■ **Instructions to follow**: Rewrite the rows below, changing every "legend-label" to "legend-entry" and leaving everything else unchanged.

--- Start ---

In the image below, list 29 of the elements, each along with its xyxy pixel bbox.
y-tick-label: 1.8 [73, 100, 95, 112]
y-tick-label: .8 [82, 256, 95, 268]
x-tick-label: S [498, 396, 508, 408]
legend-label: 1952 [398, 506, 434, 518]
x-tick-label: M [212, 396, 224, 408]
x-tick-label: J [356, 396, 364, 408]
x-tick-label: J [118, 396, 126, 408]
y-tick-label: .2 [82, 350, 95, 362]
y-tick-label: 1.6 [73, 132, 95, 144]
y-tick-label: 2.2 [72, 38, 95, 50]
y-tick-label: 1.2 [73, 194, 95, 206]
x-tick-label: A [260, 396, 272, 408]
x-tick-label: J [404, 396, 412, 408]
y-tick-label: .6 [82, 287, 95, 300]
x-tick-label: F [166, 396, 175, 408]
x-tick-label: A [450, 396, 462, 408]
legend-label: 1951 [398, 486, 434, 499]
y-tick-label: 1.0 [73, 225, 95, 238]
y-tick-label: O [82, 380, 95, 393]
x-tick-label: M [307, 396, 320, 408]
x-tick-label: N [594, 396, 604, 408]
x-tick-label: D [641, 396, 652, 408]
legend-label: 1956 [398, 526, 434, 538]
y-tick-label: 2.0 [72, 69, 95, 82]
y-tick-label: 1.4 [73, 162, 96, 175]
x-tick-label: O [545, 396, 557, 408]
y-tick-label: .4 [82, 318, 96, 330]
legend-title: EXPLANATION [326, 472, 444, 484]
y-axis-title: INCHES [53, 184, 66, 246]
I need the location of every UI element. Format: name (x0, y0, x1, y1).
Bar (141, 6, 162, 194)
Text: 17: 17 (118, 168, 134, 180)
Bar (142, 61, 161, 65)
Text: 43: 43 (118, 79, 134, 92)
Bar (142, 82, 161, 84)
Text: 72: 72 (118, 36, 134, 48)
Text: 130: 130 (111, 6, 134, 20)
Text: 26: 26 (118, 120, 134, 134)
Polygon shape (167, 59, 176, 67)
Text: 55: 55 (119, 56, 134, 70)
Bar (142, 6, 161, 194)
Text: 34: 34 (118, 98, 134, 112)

--- End ---

■ **Exercise response**:
In the image below, list 29 of the elements, each along with its xyxy pixel bbox.
y-tick-label: 1.8 [73, 100, 95, 112]
y-tick-label: .8 [82, 256, 95, 268]
x-tick-label: S [498, 396, 508, 408]
legend-entry: 1952 [398, 506, 434, 518]
x-tick-label: M [212, 396, 224, 408]
x-tick-label: J [356, 396, 364, 408]
x-tick-label: J [118, 396, 126, 408]
y-tick-label: .2 [82, 350, 95, 362]
y-tick-label: 1.6 [73, 132, 95, 144]
y-tick-label: 2.2 [72, 38, 95, 50]
y-tick-label: 1.2 [73, 194, 95, 206]
x-tick-label: A [260, 396, 272, 408]
x-tick-label: J [404, 396, 412, 408]
y-tick-label: .6 [82, 287, 95, 300]
x-tick-label: F [166, 396, 175, 408]
x-tick-label: A [450, 396, 462, 408]
legend-entry: 1951 [398, 486, 434, 499]
y-tick-label: 1.0 [73, 225, 95, 238]
y-tick-label: O [82, 380, 95, 393]
x-tick-label: M [307, 396, 320, 408]
x-tick-label: N [594, 396, 604, 408]
x-tick-label: D [641, 396, 652, 408]
legend-entry: 1956 [398, 526, 434, 538]
y-tick-label: 2.0 [72, 69, 95, 82]
y-tick-label: 1.4 [73, 162, 96, 175]
x-tick-label: O [545, 396, 557, 408]
y-tick-label: .4 [82, 318, 96, 330]
legend-title: EXPLANATION [326, 472, 444, 484]
y-axis-title: INCHES [53, 184, 66, 246]
I need the location of every UI element. Format: name (x0, y0, x1, y1).
Bar (141, 6, 162, 194)
Text: 17: 17 (118, 168, 134, 180)
Bar (142, 61, 161, 65)
Text: 43: 43 (118, 79, 134, 92)
Bar (142, 82, 161, 84)
Text: 72: 72 (118, 36, 134, 48)
Text: 130: 130 (111, 6, 134, 20)
Text: 26: 26 (118, 120, 134, 134)
Polygon shape (167, 59, 176, 67)
Text: 55: 55 (119, 56, 134, 70)
Bar (142, 6, 161, 194)
Text: 34: 34 (118, 98, 134, 112)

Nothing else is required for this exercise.